Set task:
Each line of the material below should be reproduced exactly.

[Start of Records for processing]

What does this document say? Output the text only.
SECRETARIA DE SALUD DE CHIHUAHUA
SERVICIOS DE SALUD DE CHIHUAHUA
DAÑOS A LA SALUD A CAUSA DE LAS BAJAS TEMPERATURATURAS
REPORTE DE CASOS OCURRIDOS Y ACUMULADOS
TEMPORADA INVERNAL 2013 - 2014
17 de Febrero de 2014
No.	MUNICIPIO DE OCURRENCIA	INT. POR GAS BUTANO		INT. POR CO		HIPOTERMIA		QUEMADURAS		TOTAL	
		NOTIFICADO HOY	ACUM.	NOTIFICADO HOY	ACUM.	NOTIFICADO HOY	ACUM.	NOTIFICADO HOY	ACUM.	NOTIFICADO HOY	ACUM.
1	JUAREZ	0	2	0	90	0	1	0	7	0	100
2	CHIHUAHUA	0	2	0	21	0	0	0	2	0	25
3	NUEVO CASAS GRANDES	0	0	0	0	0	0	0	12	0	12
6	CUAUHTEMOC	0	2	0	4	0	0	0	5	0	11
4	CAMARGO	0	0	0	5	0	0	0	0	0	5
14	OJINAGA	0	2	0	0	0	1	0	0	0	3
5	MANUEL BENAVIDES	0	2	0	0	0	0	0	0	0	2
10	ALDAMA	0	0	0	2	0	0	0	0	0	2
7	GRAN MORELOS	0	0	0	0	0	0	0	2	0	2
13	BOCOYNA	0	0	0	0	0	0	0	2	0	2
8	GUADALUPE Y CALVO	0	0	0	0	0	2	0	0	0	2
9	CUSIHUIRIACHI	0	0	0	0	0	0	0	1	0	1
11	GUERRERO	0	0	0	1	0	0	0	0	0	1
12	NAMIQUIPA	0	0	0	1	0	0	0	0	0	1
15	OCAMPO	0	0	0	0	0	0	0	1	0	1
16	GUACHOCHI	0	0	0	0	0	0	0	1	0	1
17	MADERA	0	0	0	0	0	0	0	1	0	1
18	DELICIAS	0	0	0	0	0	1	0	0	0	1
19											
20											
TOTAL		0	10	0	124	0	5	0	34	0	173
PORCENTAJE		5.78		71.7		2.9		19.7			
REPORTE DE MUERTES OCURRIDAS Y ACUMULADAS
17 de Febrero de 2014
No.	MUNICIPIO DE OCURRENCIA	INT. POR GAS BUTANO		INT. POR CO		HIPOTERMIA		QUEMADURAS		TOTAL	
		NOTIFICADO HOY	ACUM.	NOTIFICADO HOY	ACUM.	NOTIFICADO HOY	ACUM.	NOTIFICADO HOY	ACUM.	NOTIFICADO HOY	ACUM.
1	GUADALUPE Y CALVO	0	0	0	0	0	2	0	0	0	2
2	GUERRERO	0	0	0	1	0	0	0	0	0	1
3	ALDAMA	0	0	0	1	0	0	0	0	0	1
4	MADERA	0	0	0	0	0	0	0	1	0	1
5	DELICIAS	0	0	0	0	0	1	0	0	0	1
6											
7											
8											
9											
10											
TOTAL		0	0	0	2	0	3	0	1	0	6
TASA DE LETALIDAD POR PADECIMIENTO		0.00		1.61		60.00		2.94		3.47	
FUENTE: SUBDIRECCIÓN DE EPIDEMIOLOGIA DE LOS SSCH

[End of Records for processing]

Written solution:
What does this document say? Output the text only.
SECRETARIA DE SALUD DE CHIHUAHUA
SERVICIOS DE SALUD DE CHIHUAHUA
DAÑOS A LA SALUD A CAUSA DE LAS BAJAS TEMPERATURATURAS
REPORTE DE CASOS OCURRIDOS Y ACUMULADOS
TEMPORADA INVERNAL 2013 - 2014
17 de Febrero de 2014
No.	MUNICIPIO DE OCURRENCIA	INT. POR GAS BUTANO		INT. POR CO		HIPOTERMIA		QUEMADURAS		TOTAL	
		NOTIFICADO HOY	ACUM.	NOTIFICADO HOY	ACUM.	NOTIFICADO HOY	ACUM.	NOTIFICADO HOY	ACUM.	NOTIFICADO HOY	ACUM.
1	JUAREZ	0	2	0	90	0	1	0	7	0	100
2	CHIHUAHUA	0	2	0	21	0	0	0	2	0	25
3	NUEVO CASAS GRANDES	0	0	0	0	0	0	0	12	0	12
6	CUAUHTEMOC	0	2	0	4	0	0	0	5	0	11
4	CAMARGO	0	0	0	5	0	0	0	0	0	5
14	OJINAGA	0	2	0	0	0	1	0	0	0	3
5	MANUEL BENAVIDES	0	2	0	0	0	0	0	0	0	2
10	ALDAMA	0	0	0	2	0	0	0	0	0	2
7	GRAN MORELOS	0	0	0	0	0	0	0	2	0	2
13	BOCOYNA	0	0	0	0	0	0	0	2	0	2
8	GUADALUPE Y CALVO	0	0	0	0	0	2	0	0	0	2
9	CUSIHUIRIACHI	0	0	0	0	0	0	0	1	0	1
11	GUERRERO	0	0	0	1	0	0	0	0	0	1
12	NAMIQUIPA	0	0	0	1	0	0	0	0	0	1
15	OCAMPO	0	0	0	0	0	0	0	1	0	1
16	GUACHOCHI	0	0	0	0	0	0	0	1	0	1
17	MADERA	0	0	0	0	0	0	0	1	0	1
18	DELICIAS	0	0	0	0	0	1	0	0	0	1
19											
20											
TOTAL		0	10	0	124	0	5	0	34	0	173
PORCENTAJE		5.78		71.7		2.9		19.7			
REPORTE DE MUERTES OCURRIDAS Y ACUMULADAS
17 de Febrero de 2014
No.	MUNICIPIO DE OCURRENCIA	INT. POR GAS BUTANO		INT. POR CO		HIPOTERMIA		QUEMADURAS		TOTAL	
		NOTIFICADO HOY	ACUM.	NOTIFICADO HOY	ACUM.	NOTIFICADO HOY	ACUM.	NOTIFICADO HOY	ACUM.	NOTIFICADO HOY	ACUM.
1	GUADALUPE Y CALVO	0	0	0	0	0	2	0	0	0	2
2	GUERRERO	0	0	0	1	0	0	0	0	0	1
3	ALDAMA	0	0	0	1	0	0	0	0	0	1
4	MADERA	0	0	0	0	0	0	0	1	0	1
5	DELICIAS	0	0	0	0	0	1	0	0	0	1
6											
7											
8											
9											
10											
TOTAL		0	0	0	2	0	3	0	1	0	6
TASA DE LETALIDAD POR PADECIMIENTO		0.00		1.61		60.00		2.94		3.47	
FUENTE: SUBDIRECCIÓN DE EPIDEMIOLOGIA DE LOS SSCH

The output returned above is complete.